OBJECTIVE: The answer is one number: how many lines hold the string "Sales".

MATERIAL FOR THIS EXERCISE:

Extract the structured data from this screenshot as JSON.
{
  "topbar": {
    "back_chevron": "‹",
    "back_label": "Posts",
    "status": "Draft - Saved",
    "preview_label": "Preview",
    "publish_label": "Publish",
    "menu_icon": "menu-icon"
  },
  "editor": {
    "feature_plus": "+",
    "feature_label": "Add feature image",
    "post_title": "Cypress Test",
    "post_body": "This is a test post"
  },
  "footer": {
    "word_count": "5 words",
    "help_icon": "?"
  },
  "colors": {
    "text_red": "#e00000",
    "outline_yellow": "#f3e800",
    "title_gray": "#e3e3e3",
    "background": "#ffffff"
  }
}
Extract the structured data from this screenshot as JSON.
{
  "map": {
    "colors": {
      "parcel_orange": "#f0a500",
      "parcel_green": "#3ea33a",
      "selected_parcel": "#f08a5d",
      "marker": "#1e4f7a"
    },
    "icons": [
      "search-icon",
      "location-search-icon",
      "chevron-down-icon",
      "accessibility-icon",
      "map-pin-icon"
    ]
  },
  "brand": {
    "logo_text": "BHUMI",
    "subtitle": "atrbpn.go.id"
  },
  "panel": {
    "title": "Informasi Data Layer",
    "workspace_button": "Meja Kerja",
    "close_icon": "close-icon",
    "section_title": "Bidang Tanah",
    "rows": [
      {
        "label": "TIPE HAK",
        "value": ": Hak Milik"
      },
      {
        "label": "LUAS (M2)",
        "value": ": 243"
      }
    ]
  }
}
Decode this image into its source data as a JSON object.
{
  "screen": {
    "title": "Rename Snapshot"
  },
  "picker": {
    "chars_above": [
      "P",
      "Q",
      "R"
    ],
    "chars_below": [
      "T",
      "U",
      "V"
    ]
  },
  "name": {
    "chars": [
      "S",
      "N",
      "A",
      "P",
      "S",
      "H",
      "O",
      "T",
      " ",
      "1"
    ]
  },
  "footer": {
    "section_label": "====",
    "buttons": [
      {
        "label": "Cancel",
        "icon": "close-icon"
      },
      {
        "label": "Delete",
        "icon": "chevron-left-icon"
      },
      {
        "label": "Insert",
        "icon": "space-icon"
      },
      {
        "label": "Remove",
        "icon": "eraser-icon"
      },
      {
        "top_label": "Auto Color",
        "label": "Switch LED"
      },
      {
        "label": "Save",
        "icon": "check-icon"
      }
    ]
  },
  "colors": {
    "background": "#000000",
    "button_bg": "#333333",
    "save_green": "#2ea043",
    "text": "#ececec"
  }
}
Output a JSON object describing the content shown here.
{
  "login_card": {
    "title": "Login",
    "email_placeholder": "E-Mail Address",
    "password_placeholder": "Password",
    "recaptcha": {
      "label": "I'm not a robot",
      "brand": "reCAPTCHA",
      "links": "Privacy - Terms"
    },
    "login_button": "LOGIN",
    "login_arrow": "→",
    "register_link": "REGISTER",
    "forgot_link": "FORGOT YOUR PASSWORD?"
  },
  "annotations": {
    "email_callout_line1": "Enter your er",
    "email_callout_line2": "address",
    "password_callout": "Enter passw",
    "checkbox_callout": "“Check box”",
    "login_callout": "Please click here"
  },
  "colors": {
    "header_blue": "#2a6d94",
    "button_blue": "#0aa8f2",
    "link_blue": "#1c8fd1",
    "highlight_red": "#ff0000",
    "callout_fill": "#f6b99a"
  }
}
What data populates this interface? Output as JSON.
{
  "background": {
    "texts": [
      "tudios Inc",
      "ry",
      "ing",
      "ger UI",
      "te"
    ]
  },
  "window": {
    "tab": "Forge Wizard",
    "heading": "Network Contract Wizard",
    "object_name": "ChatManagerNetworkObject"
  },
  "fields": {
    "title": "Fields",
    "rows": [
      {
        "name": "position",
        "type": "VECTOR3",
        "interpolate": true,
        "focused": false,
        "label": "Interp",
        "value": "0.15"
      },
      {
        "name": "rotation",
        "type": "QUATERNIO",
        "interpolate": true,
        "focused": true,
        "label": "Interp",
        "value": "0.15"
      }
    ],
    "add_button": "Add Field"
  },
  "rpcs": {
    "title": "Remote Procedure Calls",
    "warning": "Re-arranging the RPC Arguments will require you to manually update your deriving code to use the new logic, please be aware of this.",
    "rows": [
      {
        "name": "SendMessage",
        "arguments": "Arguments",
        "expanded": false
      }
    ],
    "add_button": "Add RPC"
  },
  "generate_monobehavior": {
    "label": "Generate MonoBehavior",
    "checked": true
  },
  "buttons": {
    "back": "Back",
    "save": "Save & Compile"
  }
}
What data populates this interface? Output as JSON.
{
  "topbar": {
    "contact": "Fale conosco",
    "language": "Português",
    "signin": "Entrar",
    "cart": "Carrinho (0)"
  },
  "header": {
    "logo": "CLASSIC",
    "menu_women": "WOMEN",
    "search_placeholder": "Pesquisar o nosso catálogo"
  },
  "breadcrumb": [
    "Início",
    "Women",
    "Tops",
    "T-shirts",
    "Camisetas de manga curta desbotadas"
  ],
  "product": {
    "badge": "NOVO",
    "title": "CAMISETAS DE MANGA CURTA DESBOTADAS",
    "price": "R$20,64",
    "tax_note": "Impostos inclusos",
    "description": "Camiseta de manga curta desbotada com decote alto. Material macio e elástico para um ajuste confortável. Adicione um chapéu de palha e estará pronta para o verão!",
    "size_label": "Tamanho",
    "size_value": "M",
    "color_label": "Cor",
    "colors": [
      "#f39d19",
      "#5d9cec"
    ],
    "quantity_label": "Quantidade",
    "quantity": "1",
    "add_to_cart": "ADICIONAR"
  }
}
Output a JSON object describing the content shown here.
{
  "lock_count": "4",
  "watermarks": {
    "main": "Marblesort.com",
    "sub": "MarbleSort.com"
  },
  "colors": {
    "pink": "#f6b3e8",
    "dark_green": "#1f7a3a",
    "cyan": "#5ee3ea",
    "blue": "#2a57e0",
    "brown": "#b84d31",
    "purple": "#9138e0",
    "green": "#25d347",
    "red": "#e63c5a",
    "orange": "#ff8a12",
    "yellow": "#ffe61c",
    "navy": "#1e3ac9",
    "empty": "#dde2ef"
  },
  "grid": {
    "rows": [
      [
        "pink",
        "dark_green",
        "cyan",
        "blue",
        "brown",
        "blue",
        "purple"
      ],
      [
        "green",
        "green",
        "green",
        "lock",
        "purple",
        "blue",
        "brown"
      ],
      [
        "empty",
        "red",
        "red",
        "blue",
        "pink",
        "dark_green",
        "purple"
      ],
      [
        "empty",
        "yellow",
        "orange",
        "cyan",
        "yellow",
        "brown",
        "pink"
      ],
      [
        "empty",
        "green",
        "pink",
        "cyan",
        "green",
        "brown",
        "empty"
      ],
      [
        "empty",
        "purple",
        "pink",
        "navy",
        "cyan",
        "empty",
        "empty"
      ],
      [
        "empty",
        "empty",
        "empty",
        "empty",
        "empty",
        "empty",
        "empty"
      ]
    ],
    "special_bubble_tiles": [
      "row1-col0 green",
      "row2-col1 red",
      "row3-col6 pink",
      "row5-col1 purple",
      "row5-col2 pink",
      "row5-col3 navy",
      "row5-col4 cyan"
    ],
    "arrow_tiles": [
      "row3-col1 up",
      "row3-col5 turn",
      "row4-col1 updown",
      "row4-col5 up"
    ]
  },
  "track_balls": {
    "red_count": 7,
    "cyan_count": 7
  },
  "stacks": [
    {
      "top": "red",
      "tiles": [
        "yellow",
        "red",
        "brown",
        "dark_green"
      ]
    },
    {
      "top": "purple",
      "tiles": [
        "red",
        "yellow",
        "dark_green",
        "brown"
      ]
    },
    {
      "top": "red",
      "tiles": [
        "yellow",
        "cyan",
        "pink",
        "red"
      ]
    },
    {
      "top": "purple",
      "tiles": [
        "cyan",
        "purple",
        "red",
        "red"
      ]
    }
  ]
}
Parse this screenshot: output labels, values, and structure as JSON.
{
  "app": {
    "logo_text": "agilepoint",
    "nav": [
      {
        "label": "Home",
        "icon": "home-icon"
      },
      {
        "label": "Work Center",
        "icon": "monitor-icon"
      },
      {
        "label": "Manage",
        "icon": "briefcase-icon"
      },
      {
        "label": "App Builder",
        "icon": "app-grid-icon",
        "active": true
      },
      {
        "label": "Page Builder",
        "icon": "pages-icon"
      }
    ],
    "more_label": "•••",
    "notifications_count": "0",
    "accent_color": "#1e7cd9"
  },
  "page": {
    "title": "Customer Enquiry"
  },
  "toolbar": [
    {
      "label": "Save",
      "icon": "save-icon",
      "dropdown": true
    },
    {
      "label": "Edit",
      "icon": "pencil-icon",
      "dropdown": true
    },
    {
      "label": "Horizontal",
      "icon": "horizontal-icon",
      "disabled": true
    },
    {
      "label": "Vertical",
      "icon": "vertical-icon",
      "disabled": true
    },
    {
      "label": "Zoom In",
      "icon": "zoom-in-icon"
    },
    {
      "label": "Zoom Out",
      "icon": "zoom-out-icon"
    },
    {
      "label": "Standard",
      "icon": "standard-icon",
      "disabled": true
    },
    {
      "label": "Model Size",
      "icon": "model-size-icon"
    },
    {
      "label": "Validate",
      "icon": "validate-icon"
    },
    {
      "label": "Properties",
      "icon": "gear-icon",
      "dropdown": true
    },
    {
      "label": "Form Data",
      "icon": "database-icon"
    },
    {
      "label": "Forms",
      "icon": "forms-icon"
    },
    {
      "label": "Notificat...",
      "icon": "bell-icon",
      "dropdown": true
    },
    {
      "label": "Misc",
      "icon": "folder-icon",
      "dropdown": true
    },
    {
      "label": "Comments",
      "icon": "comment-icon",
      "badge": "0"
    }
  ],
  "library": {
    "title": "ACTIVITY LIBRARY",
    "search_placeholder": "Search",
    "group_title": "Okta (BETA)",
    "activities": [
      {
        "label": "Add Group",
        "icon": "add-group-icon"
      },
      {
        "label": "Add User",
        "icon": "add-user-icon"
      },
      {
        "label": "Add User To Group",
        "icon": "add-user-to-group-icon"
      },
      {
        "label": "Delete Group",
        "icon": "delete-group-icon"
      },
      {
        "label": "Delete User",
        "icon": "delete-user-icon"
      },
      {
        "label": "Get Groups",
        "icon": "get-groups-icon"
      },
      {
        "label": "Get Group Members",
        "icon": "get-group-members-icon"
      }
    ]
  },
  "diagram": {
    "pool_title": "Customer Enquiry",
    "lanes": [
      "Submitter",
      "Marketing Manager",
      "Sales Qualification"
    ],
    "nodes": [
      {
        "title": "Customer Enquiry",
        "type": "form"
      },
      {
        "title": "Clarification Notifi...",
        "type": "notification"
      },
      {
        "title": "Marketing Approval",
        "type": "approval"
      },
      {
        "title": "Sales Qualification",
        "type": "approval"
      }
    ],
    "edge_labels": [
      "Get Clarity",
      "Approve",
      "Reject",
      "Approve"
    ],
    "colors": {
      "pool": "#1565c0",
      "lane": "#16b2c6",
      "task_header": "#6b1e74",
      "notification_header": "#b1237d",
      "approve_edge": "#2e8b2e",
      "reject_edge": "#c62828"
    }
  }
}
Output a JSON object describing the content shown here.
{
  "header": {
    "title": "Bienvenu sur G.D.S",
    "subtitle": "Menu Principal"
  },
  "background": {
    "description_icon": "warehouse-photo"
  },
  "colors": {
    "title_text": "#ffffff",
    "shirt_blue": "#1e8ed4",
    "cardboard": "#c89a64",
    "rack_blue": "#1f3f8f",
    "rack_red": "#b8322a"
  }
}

TASK RESULT: 2